■ **Short problem 1**: Quote everything in the records from the start down to the line containing "What elements are", reproducing each of those lines word for word. Leave the pictures out.
***
U.S. Securities and Exchange Commission
100 F Street, N.E.
Washington, D.C. 20549
Attention: Sonny Oh
Re: | John Hancock Exchange-Traded Fund Trust (the “Registrant”) — File Nos. 333-183173 and 811- 22733; Amendment to Registration Statement on Form N-1A |
Dear Mr. Oh:
On behalf of the Registrant, I submit this letter in response to comments received by telephone on November 6, 2023, from the staff (the “Staff”) of the Securities and Exchange Commission (the “SEC”) with respect to Post-effective Amendment No. 58 under the Securities Act of 1933, as amended, and Amendment No. 61 under the Investment Company Act of 1940, as amended (the “1940 Act”), to the Registrant’s Registration Statement on Form N-1A, filed with the SEC on September 28, 2023, accession no. 0001193125-23-245621 (the “Registration Statement”) relating to the registration of John Hancock Disciplined Value International Select ETF (the “Fund”), a new series of the Registrant.
***
■ **Short problem 2**: Rewrite everything in the SEC response letter from "Washington, D.C. 20549" down to "of the Registrant.", replacing "telephone" with "phone".

■ **Record list**:
***
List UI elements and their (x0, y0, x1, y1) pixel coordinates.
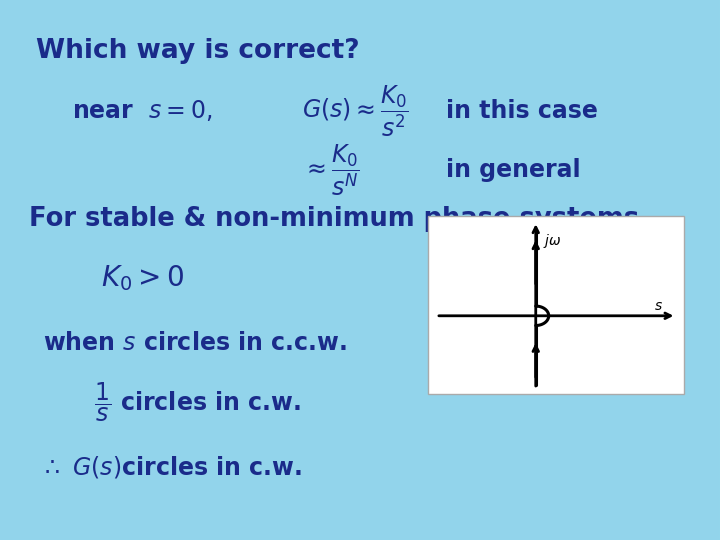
Text: near  $s=0,$: near $s=0,$ (72, 98, 212, 123)
Text: $\dfrac{1}{s}$ circles in c.w.: $\dfrac{1}{s}$ circles in c.w. (94, 381, 300, 424)
Text: $j\omega$: $j\omega$ (543, 232, 562, 250)
Text: when $s$ circles in c.c.w.: when $s$ circles in c.c.w. (43, 331, 347, 355)
Text: $G(s)\approx\dfrac{K_0}{s^2}$: $G(s)\approx\dfrac{K_0}{s^2}$ (302, 83, 409, 139)
Text: $K_0 > 0$: $K_0 > 0$ (101, 263, 184, 293)
Text: $\therefore$ $G(s)$circles in c.w.: $\therefore$ $G(s)$circles in c.w. (40, 454, 302, 480)
Text: Which way is correct?: Which way is correct? (36, 38, 359, 64)
Text: in this case: in this case (446, 99, 598, 123)
Text: $s$: $s$ (654, 299, 663, 313)
Text: $\approx\dfrac{K_0}{s^N}$: $\approx\dfrac{K_0}{s^N}$ (302, 142, 360, 198)
Text: For stable & non-minimum phase systems,: For stable & non-minimum phase systems, (29, 206, 649, 232)
Text: in general: in general (446, 158, 581, 182)
Bar (428, 216, 684, 394)
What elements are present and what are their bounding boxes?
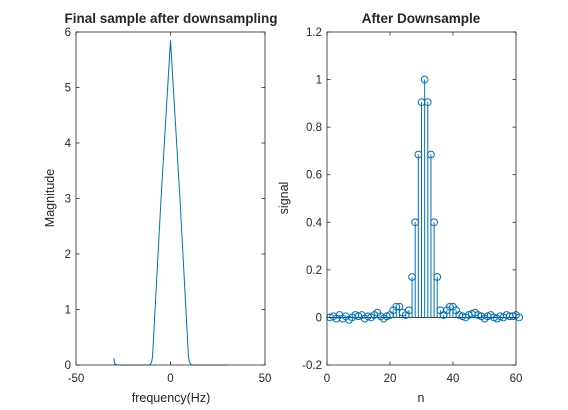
ytick-label-6: 6 <box>65 27 71 39</box>
stem-marker-34 <box>433 273 442 281</box>
axes-signal: After Downsample 0 20 40 60-0.200.20.40.60.… <box>277 11 524 405</box>
ytick-label-0: -0.2 <box>302 360 322 372</box>
stem-marker-33 <box>430 218 439 227</box>
axes-frame-signal <box>326 31 517 366</box>
stem-marker-22 <box>395 302 404 311</box>
title-spectrum: Final sample after downsampling <box>64 11 277 26</box>
ytick-label-4: 4 <box>65 138 72 150</box>
ytick-label-5: 0.8 <box>306 122 322 134</box>
ytick-label-3: 3 <box>65 194 71 206</box>
ytick-label-2: 0.2 <box>306 265 322 277</box>
ytick-label-1: 0 <box>316 312 322 324</box>
ytick-label-1: 1 <box>65 305 71 317</box>
xtick-label-1: 20 <box>384 373 397 385</box>
xtick-label-3: 60 <box>510 373 523 385</box>
ytick-label-7: 1.2 <box>306 27 322 39</box>
xtick-label-0: -50 <box>68 373 85 385</box>
stem-marker-31 <box>423 98 432 107</box>
signal-ticks: 0 20 40 60-0.200.20.40.60.811.2 <box>302 27 522 385</box>
axes-spectrum: Final sample after downsampling -50 0 5001… <box>43 11 278 405</box>
ytick-label-0: 0 <box>65 360 71 372</box>
ytick-label-2: 2 <box>65 249 71 261</box>
ytick-label-4: 0.6 <box>306 170 322 182</box>
xtick-label-0: 0 <box>324 373 330 385</box>
ytick-label-5: 5 <box>65 83 71 95</box>
ylabel-signal: signal <box>277 182 291 215</box>
ylabel-spectrum: Magnitude <box>43 169 57 227</box>
xtick-label-2: 50 <box>259 373 272 385</box>
stem-marker-32 <box>427 150 435 159</box>
xtick-label-2: 40 <box>447 373 460 385</box>
xtick-label-1: 0 <box>167 373 173 385</box>
xlabel-spectrum: frequency(Hz) <box>132 391 211 405</box>
stem-marker-30 <box>420 75 429 84</box>
title-signal: After Downsample <box>362 11 481 26</box>
ytick-label-6: 1 <box>316 75 322 87</box>
signal-marks <box>326 75 524 324</box>
xlabel-signal: n <box>418 391 425 405</box>
ytick-label-3: 0.4 <box>306 217 323 229</box>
***
■ **Finished answer 1**:
List UI elements and their (x0, y0, x1, y1) pixel coordinates.
Text: near  $s=0,$: near $s=0,$ (72, 98, 212, 123)
Text: $\dfrac{1}{s}$ circles in c.w.: $\dfrac{1}{s}$ circles in c.w. (94, 381, 300, 424)
Text: $j\omega$: $j\omega$ (543, 232, 562, 250)
Text: when $s$ circles in c.c.w.: when $s$ circles in c.c.w. (43, 331, 347, 355)
Text: $G(s)\approx\dfrac{K_0}{s^2}$: $G(s)\approx\dfrac{K_0}{s^2}$ (302, 83, 409, 139)
Text: $K_0 > 0$: $K_0 > 0$ (101, 263, 184, 293)
Text: $\therefore$ $G(s)$circles in c.w.: $\therefore$ $G(s)$circles in c.w. (40, 454, 302, 480)
Text: Which way is correct?: Which way is correct? (36, 38, 359, 64)
Text: in this case: in this case (446, 99, 598, 123)
Text: $s$: $s$ (654, 299, 663, 313)
Text: $\approx\dfrac{K_0}{s^N}$: $\approx\dfrac{K_0}{s^N}$ (302, 142, 360, 198)
Text: For stable & non-minimum phase systems,: For stable & non-minimum phase systems, (29, 206, 649, 232)
Text: in general: in general (446, 158, 581, 182)
Bar (428, 216, 684, 394)
What elements are present and what are their bounding boxes?

■ **Finished answer 2**:
Washington, D.C. 20549
Attention: Sonny Oh
Re: | John Hancock Exchange-Traded Fund Trust (the “Registrant”) — File Nos. 333-183173 and 811- 22733; Amendment to Registration Statement on Form N-1A |
Dear Mr. Oh:
On behalf of the Registrant, I submit this letter in response to comments received by phone on November 6, 2023, from the staff (the “Staff”) of the Securities and Exchange Commission (the “SEC”) with respect to Post-effective Amendment No. 58 under the Securities Act of 1933, as amended, and Amendment No. 61 under the Investment Company Act of 1940, as amended (the “1940 Act”), to the Registrant’s Registration Statement on Form N-1A, filed with the SEC on September 28, 2023, accession no. 0001193125-23-245621 (the “Registration Statement”) relating to the registration of John Hancock Disciplined Value International Select ETF (the “Fund”), a new series of the Registrant.